◆ Given task: Print the listing as it stands, omitting all images.

▬▬▬▬▬▬▬▬▬▬

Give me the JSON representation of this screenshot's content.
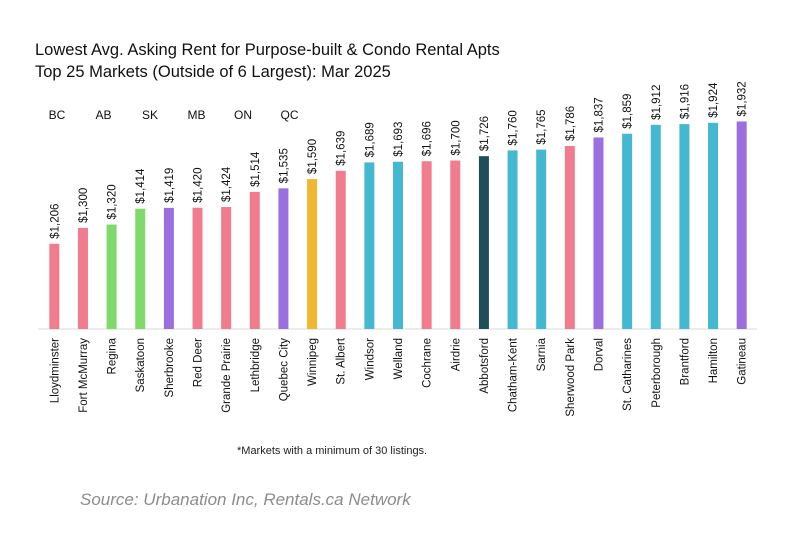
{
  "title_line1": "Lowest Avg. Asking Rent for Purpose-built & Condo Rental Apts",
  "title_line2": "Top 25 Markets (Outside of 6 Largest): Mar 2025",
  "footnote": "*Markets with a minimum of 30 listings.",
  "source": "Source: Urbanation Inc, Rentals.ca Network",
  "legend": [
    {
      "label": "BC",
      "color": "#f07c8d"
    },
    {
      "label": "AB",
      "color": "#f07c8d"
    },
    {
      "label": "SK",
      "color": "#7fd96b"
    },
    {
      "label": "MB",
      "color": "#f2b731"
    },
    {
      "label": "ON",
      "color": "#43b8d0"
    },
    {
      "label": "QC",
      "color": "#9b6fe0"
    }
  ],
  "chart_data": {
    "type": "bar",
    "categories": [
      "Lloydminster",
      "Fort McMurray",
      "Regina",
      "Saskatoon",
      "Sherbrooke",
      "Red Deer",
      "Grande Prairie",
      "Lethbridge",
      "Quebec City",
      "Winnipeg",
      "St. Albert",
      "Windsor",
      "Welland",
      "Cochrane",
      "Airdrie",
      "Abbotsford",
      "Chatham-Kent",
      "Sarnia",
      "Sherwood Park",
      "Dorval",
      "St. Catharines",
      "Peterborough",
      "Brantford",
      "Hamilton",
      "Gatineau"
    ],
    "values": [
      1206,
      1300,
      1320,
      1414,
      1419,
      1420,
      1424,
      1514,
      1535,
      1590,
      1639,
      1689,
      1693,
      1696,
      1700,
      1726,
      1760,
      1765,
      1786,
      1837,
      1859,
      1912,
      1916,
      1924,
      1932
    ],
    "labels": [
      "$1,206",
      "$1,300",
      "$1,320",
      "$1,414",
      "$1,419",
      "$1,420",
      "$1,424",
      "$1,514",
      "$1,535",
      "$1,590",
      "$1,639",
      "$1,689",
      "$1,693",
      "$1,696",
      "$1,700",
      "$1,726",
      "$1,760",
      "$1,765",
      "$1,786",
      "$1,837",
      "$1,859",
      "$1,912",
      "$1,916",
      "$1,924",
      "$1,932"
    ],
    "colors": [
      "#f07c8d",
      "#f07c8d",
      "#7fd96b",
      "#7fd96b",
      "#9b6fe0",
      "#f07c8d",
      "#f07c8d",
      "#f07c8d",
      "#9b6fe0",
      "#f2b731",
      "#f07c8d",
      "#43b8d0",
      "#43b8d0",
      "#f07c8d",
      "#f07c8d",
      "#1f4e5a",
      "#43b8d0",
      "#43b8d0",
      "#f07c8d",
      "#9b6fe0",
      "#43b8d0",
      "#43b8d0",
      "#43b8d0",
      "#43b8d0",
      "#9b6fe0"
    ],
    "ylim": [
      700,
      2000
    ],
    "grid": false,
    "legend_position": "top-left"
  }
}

▬▬▬▬▬▬▬▬▬▬

◆ Exercise answer:
Give me the JSON representation of this screenshot's content.
{
  "title_line1": "Lowest Avg. Asking Rent for Purpose-built & Condo Rental Apts",
  "title_line2": "Top 25 Markets (Outside of 6 Largest): Mar 2025",
  "footnote": "*Markets with a minimum of 30 listings.",
  "source": "Source: Urbanation Inc, Rentals.ca Network",
  "legend": [
    {
      "label": "BC",
      "color": "#f07c8d"
    },
    {
      "label": "AB",
      "color": "#f07c8d"
    },
    {
      "label": "SK",
      "color": "#7fd96b"
    },
    {
      "label": "MB",
      "color": "#f2b731"
    },
    {
      "label": "ON",
      "color": "#43b8d0"
    },
    {
      "label": "QC",
      "color": "#9b6fe0"
    }
  ],
  "chart_data": {
    "type": "bar",
    "categories": [
      "Lloydminster",
      "Fort McMurray",
      "Regina",
      "Saskatoon",
      "Sherbrooke",
      "Red Deer",
      "Grande Prairie",
      "Lethbridge",
      "Quebec City",
      "Winnipeg",
      "St. Albert",
      "Windsor",
      "Welland",
      "Cochrane",
      "Airdrie",
      "Abbotsford",
      "Chatham-Kent",
      "Sarnia",
      "Sherwood Park",
      "Dorval",
      "St. Catharines",
      "Peterborough",
      "Brantford",
      "Hamilton",
      "Gatineau"
    ],
    "values": [
      1206,
      1300,
      1320,
      1414,
      1419,
      1420,
      1424,
      1514,
      1535,
      1590,
      1639,
      1689,
      1693,
      1696,
      1700,
      1726,
      1760,
      1765,
      1786,
      1837,
      1859,
      1912,
      1916,
      1924,
      1932
    ],
    "labels": [
      "$1,206",
      "$1,300",
      "$1,320",
      "$1,414",
      "$1,419",
      "$1,420",
      "$1,424",
      "$1,514",
      "$1,535",
      "$1,590",
      "$1,639",
      "$1,689",
      "$1,693",
      "$1,696",
      "$1,700",
      "$1,726",
      "$1,760",
      "$1,765",
      "$1,786",
      "$1,837",
      "$1,859",
      "$1,912",
      "$1,916",
      "$1,924",
      "$1,932"
    ],
    "colors": [
      "#f07c8d",
      "#f07c8d",
      "#7fd96b",
      "#7fd96b",
      "#9b6fe0",
      "#f07c8d",
      "#f07c8d",
      "#f07c8d",
      "#9b6fe0",
      "#f2b731",
      "#f07c8d",
      "#43b8d0",
      "#43b8d0",
      "#f07c8d",
      "#f07c8d",
      "#1f4e5a",
      "#43b8d0",
      "#43b8d0",
      "#f07c8d",
      "#9b6fe0",
      "#43b8d0",
      "#43b8d0",
      "#43b8d0",
      "#43b8d0",
      "#9b6fe0"
    ],
    "ylim": [
      700,
      2000
    ],
    "grid": false,
    "legend_position": "top-left"
  }
}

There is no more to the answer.